-- Start of THE INPUT --

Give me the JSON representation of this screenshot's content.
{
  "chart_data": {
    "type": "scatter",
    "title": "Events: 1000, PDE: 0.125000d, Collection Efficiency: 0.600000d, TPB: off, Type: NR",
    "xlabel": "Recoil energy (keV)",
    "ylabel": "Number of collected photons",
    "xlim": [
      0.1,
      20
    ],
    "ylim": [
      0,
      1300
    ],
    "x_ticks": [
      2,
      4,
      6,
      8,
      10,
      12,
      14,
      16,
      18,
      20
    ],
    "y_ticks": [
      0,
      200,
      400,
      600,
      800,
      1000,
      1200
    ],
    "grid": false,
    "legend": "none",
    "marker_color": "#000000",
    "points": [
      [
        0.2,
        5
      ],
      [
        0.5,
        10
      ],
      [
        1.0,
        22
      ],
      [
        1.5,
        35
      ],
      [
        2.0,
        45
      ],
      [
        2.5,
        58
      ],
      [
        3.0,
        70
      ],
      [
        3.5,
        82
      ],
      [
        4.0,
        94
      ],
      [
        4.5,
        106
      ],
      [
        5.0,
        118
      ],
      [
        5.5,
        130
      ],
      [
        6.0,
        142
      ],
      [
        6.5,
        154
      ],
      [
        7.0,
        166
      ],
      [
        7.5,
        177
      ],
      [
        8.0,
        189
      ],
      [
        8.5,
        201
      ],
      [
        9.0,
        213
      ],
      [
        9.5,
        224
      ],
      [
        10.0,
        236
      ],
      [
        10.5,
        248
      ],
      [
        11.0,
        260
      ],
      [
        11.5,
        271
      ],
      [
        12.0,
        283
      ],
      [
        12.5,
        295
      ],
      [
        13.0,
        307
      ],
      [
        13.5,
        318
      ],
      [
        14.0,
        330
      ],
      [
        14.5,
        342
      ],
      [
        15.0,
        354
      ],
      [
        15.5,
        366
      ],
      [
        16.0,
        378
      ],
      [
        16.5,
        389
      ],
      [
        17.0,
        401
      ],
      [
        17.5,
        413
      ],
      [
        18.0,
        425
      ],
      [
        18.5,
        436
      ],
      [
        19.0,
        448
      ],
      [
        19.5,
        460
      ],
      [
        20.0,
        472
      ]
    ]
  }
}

-- End of THE INPUT --
-- Start of THE INPUT --

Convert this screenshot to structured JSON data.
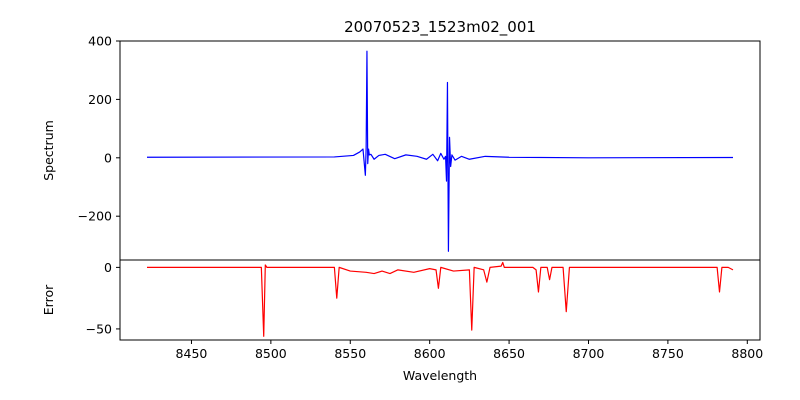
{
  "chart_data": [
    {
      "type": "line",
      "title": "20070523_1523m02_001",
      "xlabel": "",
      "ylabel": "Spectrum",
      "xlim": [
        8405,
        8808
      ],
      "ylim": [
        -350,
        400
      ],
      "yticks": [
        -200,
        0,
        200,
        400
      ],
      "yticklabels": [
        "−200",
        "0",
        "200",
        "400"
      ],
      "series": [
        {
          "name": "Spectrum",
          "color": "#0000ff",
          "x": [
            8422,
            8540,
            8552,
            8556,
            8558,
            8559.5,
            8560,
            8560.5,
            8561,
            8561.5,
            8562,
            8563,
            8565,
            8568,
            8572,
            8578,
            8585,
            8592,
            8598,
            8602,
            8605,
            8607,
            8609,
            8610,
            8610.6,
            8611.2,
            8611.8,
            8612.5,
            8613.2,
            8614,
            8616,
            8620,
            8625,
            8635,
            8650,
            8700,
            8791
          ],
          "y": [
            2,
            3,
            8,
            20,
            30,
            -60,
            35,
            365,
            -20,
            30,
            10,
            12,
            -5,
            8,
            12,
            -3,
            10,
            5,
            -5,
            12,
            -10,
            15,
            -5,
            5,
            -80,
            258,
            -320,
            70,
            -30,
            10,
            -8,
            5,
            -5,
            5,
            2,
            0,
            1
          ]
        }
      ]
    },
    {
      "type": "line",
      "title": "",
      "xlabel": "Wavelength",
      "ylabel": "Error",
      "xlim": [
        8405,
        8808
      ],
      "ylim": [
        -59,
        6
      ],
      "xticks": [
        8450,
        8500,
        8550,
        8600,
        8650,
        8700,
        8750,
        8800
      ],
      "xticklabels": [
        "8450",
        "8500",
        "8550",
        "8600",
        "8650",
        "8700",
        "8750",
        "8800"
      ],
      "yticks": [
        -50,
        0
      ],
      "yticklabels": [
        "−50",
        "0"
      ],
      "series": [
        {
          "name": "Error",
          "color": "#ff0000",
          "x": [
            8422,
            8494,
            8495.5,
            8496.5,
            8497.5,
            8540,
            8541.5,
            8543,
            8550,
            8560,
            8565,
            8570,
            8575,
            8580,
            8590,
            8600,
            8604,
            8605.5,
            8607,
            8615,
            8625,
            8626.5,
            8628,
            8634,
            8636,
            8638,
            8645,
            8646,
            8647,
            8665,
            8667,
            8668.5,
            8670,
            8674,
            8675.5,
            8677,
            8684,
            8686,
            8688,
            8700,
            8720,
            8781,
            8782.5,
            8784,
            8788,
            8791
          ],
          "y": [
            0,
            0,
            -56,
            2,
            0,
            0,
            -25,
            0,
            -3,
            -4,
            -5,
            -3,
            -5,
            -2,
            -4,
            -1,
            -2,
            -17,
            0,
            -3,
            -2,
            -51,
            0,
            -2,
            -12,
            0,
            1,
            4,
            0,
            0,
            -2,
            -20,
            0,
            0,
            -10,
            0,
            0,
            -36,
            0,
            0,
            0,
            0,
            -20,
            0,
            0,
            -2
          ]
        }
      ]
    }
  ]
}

-- End of THE INPUT --

- GIVEN INSTRUCTION -
The answer is the number of lines in the preceding material that hold "JSON"; write that number and nothing else.

- OUTPUT OF THE EXERCISE -
2